----- Extract provided -----

So here we are about one month into Google Plus and the ranks have swelled to over 20 million participants with an expectation of more growth when its opened to the general public (rumored to be soon) and still more when the business community is invited to participate.
Polls abound declaring fifty percent defection rates from Facebook (click here) and the demise of other inferior social networks. Google Plus threads and other sources are full of prognosticators convinced Google Plus will take over the world. According to one story today, Google Plus is even going to be your bank (click here).
Of course, other statistics clearly indicate Twitter has more star power (click here) and Facebook is now bigger than ever (click here) while Google Plus alienated people by shutting them down, requiring use of true identities. Google forced some news services and on-line publications to contribute under an individual name. Surely these acts will cause a backlash and slow or stop its growth. Right?
I predict Google Plus will continue to grow and evolve into the kind of social network that will appeal to a more professional community, while Facebook will continue to be the social network of choice for younger people, and people looking for entertainment, fun and games.

----- Recorded data -----

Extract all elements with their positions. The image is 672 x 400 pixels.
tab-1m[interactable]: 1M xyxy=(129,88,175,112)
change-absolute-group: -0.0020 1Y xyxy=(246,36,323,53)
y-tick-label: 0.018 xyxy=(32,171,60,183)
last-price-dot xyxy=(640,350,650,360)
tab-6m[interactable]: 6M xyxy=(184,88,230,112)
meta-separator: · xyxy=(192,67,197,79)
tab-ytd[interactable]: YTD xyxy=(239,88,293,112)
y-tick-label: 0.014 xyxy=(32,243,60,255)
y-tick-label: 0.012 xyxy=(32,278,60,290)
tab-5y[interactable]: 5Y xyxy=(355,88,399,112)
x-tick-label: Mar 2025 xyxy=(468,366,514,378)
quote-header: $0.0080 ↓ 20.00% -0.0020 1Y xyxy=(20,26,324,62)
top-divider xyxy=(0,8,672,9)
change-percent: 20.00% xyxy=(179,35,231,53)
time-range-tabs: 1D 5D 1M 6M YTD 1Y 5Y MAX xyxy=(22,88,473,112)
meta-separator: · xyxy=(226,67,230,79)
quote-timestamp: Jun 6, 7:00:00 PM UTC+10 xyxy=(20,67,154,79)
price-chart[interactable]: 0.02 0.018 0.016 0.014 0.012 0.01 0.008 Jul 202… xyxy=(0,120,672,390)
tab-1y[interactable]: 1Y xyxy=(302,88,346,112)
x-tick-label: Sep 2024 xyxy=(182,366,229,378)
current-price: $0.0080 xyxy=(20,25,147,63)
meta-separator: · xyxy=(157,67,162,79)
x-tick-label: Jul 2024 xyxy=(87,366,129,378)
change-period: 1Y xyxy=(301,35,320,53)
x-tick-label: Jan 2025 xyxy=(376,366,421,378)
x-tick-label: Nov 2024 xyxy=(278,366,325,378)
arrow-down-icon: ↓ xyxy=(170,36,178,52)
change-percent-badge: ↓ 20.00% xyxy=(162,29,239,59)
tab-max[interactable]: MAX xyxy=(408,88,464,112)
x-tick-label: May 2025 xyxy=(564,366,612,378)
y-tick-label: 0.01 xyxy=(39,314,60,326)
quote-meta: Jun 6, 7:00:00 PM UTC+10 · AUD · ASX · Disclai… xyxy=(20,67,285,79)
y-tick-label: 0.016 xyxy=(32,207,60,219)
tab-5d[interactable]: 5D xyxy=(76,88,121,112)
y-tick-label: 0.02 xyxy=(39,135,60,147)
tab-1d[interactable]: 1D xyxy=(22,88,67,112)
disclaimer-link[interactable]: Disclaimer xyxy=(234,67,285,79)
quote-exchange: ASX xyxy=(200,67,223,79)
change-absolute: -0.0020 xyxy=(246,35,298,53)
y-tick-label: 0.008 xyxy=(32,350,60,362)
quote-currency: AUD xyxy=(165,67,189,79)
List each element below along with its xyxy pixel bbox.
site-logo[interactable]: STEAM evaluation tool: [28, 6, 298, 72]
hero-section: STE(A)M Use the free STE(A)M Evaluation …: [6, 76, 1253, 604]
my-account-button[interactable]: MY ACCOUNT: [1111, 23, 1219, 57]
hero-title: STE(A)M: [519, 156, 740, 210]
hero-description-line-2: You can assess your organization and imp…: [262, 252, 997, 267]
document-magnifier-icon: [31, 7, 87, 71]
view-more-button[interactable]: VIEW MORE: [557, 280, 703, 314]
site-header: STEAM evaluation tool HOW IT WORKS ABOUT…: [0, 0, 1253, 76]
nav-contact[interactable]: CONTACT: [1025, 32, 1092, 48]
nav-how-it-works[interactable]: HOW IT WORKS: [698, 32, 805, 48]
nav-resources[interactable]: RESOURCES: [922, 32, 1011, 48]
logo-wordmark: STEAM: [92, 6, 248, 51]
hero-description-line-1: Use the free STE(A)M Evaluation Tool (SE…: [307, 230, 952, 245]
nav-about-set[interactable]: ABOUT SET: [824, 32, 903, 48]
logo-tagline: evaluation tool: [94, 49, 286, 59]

-----

### [Written tasks]
(A) Name every social network the Google Plus commentary mentions by name.
(B) Write out the Google Plus commentary verbatim from "Polls abound declaring" to "its growth. Right?".

### [Task-by-task outputs]
(A) Google Plus, Facebook, Twitter

(B)
Polls abound declaring fifty percent defection rates from Facebook (click here) and the demise of other inferior social networks. Google Plus threads and other sources are full of prognosticators convinced Google Plus will take over the world. According to one story today, Google Plus is even going to be your bank (click here).
Of course, other statistics clearly indicate Twitter has more star power (click here) and Facebook is now bigger than ever (click here) while Google Plus alienated people by shutting them down, requiring use of true identities. Google forced some news services and on-line publications to contribute under an individual name. Surely these acts will cause a backlash and slow or stop its growth. Right?